## WORK TO BE COMPLETED
Only lines with the word "Monday" are needed; collect each of them from the listing below.

## SUPPLIED INFORMATION
++++++++
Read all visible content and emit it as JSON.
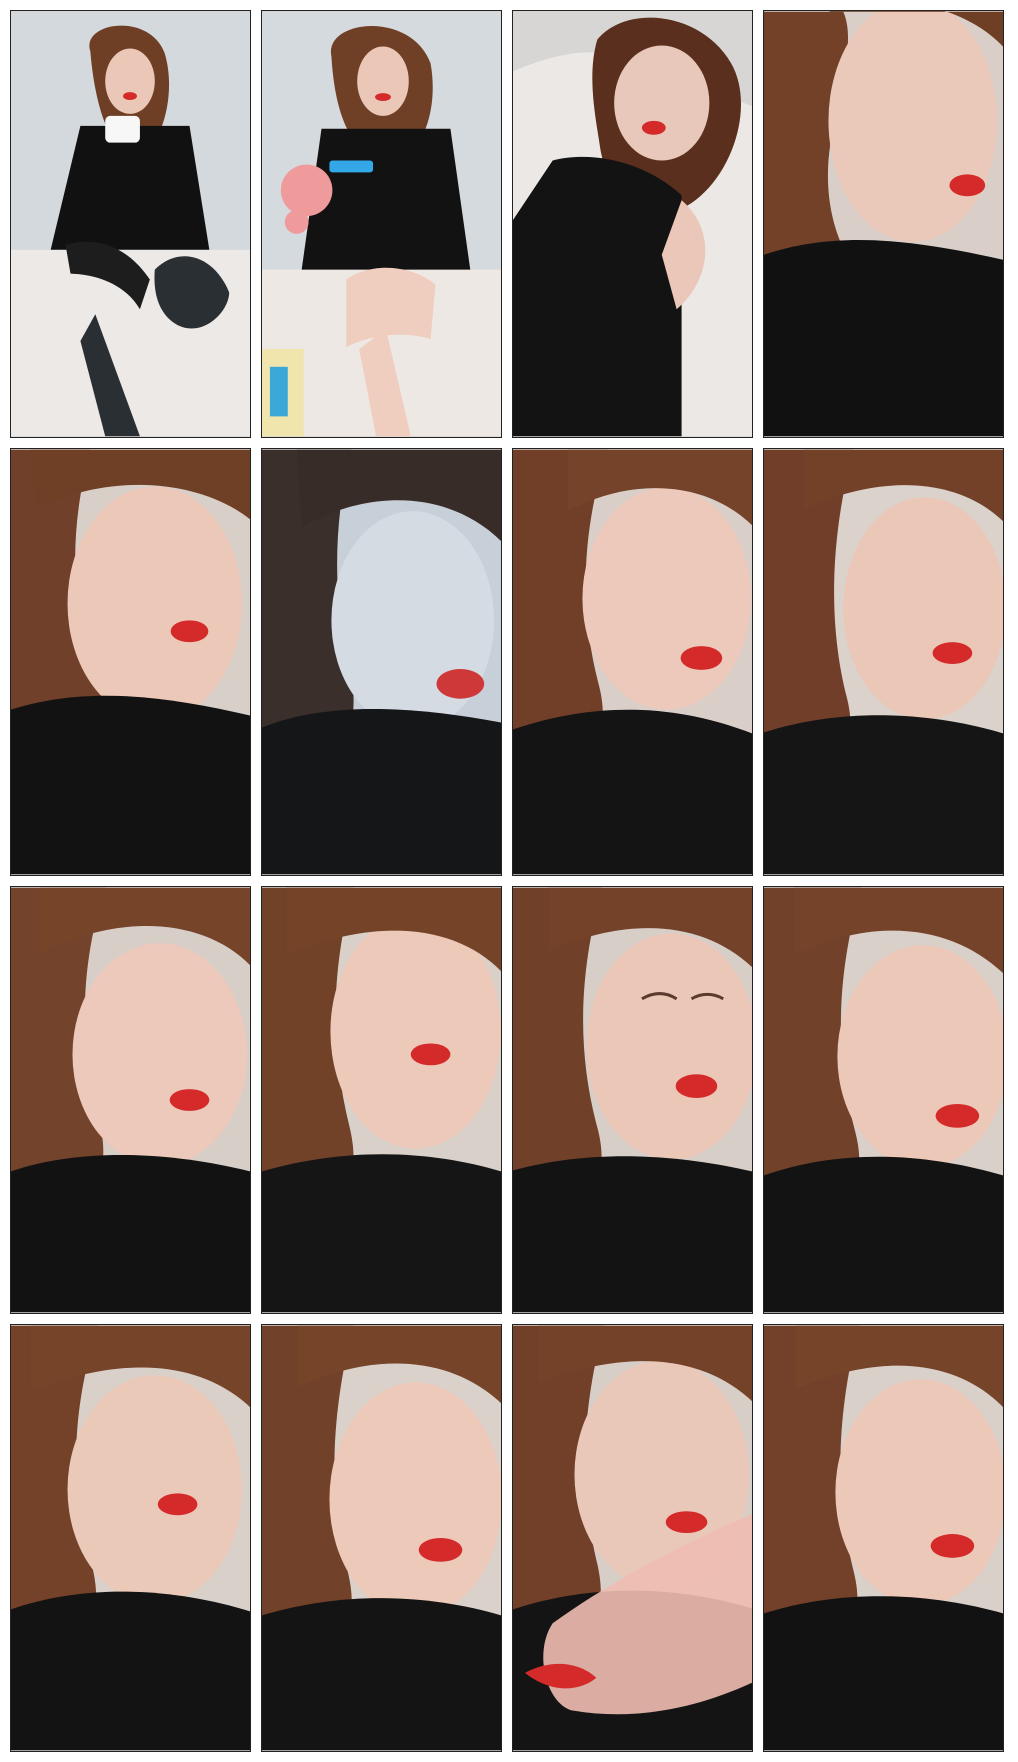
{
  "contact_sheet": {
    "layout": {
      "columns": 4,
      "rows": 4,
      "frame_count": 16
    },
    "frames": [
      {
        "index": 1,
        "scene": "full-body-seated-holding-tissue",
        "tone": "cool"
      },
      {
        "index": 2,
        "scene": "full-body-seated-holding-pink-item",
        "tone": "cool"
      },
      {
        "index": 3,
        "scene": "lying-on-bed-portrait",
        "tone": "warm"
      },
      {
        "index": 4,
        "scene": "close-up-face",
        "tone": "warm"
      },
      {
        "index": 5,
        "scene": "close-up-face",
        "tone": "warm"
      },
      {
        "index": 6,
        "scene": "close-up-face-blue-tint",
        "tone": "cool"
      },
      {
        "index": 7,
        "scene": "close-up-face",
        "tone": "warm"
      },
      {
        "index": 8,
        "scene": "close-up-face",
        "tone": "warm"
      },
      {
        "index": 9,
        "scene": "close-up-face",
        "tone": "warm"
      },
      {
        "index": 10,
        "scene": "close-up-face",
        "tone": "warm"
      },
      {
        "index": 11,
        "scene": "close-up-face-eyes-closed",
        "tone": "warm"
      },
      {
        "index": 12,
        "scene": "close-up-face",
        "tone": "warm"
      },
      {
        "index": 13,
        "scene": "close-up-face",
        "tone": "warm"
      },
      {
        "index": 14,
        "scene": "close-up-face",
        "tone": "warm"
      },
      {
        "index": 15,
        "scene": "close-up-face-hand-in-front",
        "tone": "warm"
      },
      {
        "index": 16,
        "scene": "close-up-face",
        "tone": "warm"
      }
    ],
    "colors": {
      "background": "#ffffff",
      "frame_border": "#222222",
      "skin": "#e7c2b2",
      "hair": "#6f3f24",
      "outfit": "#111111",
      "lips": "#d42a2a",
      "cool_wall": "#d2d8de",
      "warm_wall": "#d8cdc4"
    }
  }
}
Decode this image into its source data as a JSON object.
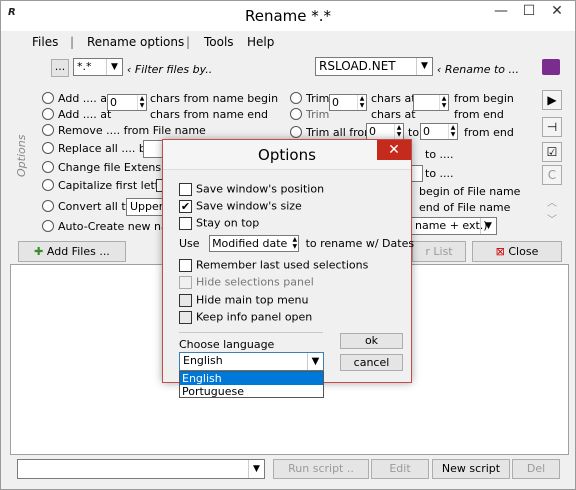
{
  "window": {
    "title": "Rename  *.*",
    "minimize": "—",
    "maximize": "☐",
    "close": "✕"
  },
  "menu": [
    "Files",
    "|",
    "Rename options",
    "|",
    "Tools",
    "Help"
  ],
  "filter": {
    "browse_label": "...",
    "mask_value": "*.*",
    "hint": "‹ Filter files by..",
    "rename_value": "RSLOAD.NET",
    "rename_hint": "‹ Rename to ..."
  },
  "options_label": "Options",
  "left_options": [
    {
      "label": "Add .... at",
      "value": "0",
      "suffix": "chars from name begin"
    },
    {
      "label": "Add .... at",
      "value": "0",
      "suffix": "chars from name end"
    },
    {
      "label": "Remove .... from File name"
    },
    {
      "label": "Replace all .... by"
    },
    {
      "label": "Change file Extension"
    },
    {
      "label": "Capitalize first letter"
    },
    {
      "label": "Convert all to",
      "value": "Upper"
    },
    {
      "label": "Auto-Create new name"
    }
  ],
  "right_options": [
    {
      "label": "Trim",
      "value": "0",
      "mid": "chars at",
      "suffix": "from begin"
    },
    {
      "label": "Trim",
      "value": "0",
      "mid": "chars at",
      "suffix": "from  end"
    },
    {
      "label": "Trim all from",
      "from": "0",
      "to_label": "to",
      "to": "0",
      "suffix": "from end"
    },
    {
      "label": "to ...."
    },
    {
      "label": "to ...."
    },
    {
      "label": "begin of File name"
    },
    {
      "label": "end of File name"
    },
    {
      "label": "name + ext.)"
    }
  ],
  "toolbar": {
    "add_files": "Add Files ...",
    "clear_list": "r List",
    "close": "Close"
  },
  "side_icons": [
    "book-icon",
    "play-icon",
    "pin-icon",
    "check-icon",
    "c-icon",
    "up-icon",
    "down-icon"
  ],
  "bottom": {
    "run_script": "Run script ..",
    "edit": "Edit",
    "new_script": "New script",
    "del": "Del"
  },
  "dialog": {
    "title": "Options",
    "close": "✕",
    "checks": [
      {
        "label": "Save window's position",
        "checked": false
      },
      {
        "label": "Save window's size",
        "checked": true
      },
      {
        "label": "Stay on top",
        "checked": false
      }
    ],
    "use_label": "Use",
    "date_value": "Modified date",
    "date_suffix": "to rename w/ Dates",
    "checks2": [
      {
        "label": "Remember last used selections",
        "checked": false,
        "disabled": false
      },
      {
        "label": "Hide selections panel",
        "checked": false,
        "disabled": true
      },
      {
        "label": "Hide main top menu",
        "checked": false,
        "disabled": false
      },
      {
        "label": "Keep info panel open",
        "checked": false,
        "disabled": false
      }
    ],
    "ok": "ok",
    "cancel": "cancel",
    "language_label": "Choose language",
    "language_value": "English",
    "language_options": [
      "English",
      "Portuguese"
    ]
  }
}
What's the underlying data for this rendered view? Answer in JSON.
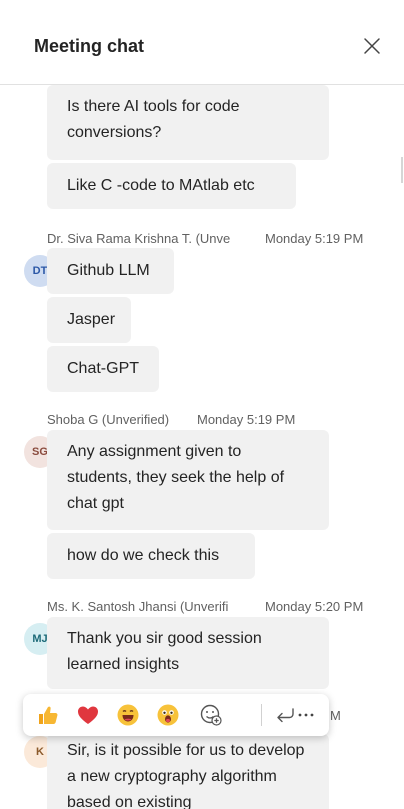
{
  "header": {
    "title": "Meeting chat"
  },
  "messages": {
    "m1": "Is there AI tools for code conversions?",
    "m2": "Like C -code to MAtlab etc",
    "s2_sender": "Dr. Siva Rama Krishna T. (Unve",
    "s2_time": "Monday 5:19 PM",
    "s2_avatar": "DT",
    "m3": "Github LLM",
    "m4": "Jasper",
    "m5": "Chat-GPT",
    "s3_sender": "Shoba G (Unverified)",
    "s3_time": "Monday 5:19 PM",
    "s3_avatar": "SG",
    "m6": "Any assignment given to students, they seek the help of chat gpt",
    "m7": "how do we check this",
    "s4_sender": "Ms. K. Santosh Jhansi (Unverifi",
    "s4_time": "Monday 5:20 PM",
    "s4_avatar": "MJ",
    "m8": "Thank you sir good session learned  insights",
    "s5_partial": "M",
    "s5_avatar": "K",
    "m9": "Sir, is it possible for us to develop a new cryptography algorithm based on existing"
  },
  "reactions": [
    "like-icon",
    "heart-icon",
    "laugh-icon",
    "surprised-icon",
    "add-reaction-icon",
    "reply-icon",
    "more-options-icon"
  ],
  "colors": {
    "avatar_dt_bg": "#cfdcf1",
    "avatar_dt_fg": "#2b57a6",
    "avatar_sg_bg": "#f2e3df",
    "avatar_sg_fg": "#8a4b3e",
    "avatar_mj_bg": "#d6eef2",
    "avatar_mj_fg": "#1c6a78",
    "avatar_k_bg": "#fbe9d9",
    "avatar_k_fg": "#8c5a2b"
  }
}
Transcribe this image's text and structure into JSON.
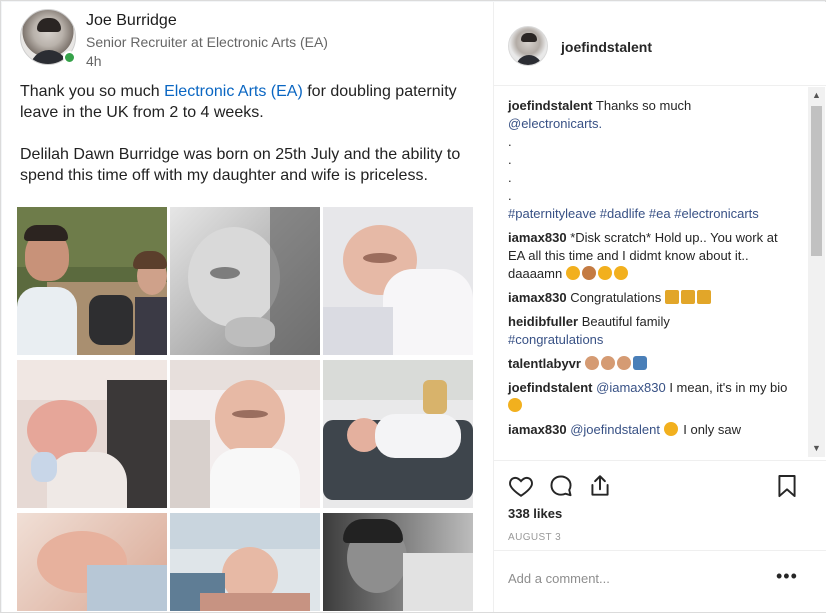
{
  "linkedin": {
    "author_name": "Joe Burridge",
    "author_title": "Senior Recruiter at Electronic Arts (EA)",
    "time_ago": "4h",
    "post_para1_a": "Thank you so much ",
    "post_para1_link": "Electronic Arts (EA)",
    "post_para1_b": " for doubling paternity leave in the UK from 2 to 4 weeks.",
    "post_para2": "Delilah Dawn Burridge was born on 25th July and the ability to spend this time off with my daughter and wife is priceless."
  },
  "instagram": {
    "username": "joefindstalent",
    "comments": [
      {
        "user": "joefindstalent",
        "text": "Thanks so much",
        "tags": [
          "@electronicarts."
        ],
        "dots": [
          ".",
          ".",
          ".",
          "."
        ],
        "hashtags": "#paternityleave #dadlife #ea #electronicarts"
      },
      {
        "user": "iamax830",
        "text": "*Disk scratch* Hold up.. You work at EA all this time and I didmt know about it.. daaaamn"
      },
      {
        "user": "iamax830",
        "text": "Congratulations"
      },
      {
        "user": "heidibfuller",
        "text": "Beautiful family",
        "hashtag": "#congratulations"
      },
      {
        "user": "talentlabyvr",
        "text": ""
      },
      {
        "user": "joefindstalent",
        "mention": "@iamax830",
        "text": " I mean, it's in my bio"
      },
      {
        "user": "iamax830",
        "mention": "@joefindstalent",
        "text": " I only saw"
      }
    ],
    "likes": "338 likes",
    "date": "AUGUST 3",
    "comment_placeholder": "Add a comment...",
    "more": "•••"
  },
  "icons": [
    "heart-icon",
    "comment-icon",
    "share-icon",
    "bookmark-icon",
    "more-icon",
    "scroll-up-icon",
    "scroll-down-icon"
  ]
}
++++++++
## FINAL RESULT
    "s2_time": "Monday 5:19 PM",
    "s3_time": "Monday 5:19 PM",
    "s4_time": "Monday 5:20 PM",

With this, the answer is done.